What the exercise asks >>
Each entry below should be reproduced character for character.

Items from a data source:

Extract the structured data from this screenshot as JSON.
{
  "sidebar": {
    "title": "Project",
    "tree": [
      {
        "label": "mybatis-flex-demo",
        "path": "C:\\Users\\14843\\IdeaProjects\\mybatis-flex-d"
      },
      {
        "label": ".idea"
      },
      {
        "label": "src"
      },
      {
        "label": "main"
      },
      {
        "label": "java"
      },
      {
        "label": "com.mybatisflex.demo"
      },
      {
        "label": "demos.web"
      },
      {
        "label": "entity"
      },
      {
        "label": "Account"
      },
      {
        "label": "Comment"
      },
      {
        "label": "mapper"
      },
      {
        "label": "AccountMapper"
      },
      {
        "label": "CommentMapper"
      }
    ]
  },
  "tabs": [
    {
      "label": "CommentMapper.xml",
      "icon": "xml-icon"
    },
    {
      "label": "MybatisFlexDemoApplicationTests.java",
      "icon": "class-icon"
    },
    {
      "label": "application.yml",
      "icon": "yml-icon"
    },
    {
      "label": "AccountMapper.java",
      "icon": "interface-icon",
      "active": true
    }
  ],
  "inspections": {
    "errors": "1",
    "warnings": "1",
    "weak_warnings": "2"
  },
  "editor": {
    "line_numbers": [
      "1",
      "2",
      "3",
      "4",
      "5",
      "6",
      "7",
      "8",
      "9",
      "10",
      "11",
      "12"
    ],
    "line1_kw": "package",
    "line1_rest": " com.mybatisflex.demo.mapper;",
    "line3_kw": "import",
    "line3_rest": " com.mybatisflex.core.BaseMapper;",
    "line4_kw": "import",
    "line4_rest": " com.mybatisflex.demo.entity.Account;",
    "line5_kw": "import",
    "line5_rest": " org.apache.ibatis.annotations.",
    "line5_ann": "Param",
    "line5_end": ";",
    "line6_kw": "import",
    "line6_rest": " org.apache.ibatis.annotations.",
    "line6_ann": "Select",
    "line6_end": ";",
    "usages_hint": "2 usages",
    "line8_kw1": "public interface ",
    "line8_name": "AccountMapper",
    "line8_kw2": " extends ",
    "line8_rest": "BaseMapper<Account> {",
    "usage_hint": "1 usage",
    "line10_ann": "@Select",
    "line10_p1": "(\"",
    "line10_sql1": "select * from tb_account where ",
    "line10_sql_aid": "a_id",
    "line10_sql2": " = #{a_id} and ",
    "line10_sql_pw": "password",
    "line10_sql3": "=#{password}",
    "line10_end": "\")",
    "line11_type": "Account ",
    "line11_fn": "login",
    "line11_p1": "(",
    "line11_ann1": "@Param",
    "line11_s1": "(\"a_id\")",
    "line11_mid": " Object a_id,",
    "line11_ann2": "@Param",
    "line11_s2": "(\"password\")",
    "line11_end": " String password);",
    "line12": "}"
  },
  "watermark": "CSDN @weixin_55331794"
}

Written solution >>
Extract the structured data from this screenshot as JSON.
{
  "sidebar": {
    "title": "Project",
    "tree": [
      {
        "label": "mybatis-flex-demo",
        "path": "C:\\Users\\14843\\IdeaProjects\\mybatis-flex-d"
      },
      {
        "label": ".idea"
      },
      {
        "label": "src"
      },
      {
        "label": "main"
      },
      {
        "label": "java"
      },
      {
        "label": "com.mybatisflex.demo"
      },
      {
        "label": "demos.web"
      },
      {
        "label": "entity"
      },
      {
        "label": "Account"
      },
      {
        "label": "Comment"
      },
      {
        "label": "mapper"
      },
      {
        "label": "AccountMapper"
      },
      {
        "label": "CommentMapper"
      }
    ]
  },
  "tabs": [
    {
      "label": "CommentMapper.xml",
      "icon": "xml-icon"
    },
    {
      "label": "MybatisFlexDemoApplicationTests.java",
      "icon": "class-icon"
    },
    {
      "label": "application.yml",
      "icon": "yml-icon"
    },
    {
      "label": "AccountMapper.java",
      "icon": "interface-icon",
      "active": true
    }
  ],
  "inspections": {
    "errors": "1",
    "warnings": "1",
    "weak_warnings": "2"
  },
  "editor": {
    "line_numbers": [
      "1",
      "2",
      "3",
      "4",
      "5",
      "6",
      "7",
      "8",
      "9",
      "10",
      "11",
      "12"
    ],
    "line1_kw": "package",
    "line1_rest": " com.mybatisflex.demo.mapper;",
    "line3_kw": "import",
    "line3_rest": " com.mybatisflex.core.BaseMapper;",
    "line4_kw": "import",
    "line4_rest": " com.mybatisflex.demo.entity.Account;",
    "line5_kw": "import",
    "line5_rest": " org.apache.ibatis.annotations.",
    "line5_ann": "Param",
    "line5_end": ";",
    "line6_kw": "import",
    "line6_rest": " org.apache.ibatis.annotations.",
    "line6_ann": "Select",
    "line6_end": ";",
    "usages_hint": "2 usages",
    "line8_kw1": "public interface ",
    "line8_name": "AccountMapper",
    "line8_kw2": " extends ",
    "line8_rest": "BaseMapper<Account> {",
    "usage_hint": "1 usage",
    "line10_ann": "@Select",
    "line10_p1": "(\"",
    "line10_sql1": "select * from tb_account where ",
    "line10_sql_aid": "a_id",
    "line10_sql2": " = #{a_id} and ",
    "line10_sql_pw": "password",
    "line10_sql3": "=#{password}",
    "line10_end": "\")",
    "line11_type": "Account ",
    "line11_fn": "login",
    "line11_p1": "(",
    "line11_ann1": "@Param",
    "line11_s1": "(\"a_id\")",
    "line11_mid": " Object a_id,",
    "line11_ann2": "@Param",
    "line11_s2": "(\"password\")",
    "line11_end": " String password);",
    "line12": "}"
  },
  "watermark": "CSDN @weixin_55331794"
}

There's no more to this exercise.